>> Begin Data extract
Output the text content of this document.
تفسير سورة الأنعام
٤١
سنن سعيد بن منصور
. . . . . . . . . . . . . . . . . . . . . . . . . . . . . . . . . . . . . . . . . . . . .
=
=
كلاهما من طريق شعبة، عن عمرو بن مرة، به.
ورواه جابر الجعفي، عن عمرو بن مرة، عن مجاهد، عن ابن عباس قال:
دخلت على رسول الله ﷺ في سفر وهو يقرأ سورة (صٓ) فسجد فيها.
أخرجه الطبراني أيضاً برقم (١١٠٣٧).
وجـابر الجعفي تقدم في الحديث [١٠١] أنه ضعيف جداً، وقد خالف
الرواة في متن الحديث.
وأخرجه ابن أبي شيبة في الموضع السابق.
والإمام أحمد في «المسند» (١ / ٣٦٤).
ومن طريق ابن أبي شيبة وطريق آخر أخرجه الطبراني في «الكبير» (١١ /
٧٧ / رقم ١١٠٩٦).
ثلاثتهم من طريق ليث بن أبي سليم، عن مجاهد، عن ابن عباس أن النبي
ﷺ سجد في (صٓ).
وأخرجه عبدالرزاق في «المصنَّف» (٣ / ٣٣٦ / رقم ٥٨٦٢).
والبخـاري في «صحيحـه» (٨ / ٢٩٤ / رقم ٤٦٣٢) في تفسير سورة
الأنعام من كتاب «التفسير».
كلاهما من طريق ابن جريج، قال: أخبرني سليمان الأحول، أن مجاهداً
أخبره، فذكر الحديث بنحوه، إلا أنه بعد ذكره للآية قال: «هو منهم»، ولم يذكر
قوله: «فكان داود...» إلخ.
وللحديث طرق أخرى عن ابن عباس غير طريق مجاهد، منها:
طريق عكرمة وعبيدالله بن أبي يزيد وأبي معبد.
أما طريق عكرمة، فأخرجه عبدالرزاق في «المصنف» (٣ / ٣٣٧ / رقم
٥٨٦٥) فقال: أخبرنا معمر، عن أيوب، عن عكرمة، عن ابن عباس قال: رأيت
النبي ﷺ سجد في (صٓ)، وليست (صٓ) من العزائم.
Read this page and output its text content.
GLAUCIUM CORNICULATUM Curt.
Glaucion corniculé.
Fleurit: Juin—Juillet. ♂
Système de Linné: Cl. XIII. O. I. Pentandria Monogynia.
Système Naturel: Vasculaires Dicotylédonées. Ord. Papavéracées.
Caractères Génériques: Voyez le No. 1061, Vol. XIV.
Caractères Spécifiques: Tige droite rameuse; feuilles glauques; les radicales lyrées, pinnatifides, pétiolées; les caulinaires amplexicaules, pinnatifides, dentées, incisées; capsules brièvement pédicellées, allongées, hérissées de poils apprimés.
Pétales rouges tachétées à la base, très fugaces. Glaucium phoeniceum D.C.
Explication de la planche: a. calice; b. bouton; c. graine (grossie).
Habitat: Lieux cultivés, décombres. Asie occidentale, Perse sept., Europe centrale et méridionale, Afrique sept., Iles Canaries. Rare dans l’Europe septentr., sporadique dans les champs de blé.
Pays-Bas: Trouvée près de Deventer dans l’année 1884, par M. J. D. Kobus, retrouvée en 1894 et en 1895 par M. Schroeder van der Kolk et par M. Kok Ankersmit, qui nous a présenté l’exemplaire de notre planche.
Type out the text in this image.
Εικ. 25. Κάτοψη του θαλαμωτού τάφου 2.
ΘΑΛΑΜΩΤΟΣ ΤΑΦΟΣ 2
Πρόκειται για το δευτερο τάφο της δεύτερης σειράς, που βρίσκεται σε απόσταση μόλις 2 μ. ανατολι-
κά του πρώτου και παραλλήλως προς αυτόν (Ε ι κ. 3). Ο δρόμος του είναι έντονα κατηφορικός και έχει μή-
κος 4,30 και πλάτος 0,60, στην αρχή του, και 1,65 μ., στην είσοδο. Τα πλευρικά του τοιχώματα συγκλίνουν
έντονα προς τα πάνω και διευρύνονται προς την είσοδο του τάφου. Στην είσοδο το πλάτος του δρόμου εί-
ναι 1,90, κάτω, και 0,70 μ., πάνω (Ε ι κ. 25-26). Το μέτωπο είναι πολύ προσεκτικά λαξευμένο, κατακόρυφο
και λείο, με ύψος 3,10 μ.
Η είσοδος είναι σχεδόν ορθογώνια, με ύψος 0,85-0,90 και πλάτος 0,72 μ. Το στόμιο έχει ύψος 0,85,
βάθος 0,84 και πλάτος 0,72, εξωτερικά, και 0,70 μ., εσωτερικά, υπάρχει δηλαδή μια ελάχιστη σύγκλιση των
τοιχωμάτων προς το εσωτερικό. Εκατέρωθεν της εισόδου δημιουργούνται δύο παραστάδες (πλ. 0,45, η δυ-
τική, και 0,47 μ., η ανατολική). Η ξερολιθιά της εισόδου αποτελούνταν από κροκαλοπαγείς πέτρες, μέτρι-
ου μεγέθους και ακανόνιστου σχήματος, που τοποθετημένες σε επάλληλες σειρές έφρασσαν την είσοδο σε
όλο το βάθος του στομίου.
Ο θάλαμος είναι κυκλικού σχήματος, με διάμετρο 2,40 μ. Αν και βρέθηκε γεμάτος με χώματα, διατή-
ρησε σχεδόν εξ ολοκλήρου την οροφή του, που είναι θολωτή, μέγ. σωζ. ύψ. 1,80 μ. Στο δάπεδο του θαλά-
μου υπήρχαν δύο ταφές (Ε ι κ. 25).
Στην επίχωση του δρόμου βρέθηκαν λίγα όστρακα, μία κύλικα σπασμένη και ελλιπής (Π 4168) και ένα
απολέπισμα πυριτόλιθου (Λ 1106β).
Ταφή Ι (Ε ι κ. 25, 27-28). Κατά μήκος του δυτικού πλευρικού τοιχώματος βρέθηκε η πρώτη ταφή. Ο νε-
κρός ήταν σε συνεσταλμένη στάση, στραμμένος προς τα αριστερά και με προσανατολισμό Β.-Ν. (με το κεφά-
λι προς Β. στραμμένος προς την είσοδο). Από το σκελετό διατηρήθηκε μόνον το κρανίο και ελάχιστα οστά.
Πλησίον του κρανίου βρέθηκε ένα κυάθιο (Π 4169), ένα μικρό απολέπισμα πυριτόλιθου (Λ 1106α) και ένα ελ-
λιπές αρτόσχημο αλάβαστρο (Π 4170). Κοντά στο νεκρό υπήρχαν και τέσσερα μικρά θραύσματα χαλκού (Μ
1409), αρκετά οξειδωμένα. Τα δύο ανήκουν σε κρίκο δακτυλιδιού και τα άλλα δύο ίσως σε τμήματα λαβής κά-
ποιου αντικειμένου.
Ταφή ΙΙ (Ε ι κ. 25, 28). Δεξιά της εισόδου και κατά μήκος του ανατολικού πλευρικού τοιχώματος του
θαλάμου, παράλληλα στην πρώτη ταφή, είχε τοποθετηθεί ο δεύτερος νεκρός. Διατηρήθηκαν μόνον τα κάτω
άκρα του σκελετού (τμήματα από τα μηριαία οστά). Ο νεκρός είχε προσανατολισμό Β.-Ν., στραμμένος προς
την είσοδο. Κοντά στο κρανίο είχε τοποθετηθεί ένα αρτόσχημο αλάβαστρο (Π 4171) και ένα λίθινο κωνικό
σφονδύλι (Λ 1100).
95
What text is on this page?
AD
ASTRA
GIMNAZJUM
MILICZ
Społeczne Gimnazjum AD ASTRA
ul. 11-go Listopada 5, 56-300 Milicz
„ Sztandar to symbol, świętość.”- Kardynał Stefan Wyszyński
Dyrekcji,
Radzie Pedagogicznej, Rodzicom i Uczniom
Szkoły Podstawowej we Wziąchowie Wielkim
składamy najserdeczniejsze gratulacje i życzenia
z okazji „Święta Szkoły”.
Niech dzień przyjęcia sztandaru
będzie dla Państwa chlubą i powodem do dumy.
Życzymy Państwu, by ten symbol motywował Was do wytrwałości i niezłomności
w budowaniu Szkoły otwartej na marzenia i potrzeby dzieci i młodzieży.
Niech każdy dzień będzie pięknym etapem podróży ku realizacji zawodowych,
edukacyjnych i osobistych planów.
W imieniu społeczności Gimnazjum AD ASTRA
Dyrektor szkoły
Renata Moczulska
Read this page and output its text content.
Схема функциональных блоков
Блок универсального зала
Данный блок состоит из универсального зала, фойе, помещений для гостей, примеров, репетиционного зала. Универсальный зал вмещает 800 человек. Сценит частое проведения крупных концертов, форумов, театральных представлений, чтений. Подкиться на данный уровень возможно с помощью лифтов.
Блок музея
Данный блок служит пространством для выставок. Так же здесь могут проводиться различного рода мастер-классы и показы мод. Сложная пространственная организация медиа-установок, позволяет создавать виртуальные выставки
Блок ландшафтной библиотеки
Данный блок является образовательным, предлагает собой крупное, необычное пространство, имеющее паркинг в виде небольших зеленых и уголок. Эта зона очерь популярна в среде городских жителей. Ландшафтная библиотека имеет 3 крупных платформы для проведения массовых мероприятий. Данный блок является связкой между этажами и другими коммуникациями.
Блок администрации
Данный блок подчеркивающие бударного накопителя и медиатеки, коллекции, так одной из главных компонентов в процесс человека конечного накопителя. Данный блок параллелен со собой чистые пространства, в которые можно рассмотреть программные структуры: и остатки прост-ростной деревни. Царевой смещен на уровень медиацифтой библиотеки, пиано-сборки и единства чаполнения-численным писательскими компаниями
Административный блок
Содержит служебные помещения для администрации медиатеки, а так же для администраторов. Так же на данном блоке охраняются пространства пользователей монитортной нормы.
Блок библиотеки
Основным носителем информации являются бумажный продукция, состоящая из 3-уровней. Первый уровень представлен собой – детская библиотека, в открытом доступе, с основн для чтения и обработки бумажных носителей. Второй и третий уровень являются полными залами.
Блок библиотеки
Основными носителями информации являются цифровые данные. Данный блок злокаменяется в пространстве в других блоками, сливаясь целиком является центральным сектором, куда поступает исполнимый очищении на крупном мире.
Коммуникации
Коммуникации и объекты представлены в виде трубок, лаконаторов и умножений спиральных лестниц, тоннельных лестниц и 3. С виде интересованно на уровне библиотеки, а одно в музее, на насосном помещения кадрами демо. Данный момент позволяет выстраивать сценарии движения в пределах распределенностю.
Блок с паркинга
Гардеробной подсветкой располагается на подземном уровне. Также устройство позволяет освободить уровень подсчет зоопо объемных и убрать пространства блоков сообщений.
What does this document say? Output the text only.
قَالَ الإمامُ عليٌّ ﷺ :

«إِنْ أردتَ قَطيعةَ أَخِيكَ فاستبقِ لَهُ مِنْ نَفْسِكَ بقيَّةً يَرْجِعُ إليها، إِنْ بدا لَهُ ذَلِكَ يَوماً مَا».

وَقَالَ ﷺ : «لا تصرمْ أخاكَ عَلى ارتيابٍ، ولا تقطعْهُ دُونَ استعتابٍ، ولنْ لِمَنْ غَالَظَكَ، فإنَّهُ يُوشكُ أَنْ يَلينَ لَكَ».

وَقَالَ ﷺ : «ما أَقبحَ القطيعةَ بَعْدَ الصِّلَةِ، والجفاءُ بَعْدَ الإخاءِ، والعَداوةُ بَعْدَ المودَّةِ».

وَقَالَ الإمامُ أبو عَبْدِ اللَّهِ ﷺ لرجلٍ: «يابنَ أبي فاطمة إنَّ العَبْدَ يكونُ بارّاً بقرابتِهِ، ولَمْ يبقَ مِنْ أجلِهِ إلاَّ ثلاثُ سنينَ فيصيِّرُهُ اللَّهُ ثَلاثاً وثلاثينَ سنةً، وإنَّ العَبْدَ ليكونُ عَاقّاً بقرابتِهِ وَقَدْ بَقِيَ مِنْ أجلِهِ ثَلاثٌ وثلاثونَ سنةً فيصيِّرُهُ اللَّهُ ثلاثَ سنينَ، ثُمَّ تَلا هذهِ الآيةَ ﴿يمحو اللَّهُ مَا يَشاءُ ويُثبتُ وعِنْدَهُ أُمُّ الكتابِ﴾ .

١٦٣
>> End Data extract
> **Work to do**:
Scan the material above for the string "الجعفي" and return the lines that hold it.

> **Complete output**:
ورواه جابر الجعفي، عن عمرو بن مرة، عن مجاهد، عن ابن عباس قال:
وجـابر الجعفي تقدم في الحديث [١٠١] أنه ضعيف جداً، وقد خالف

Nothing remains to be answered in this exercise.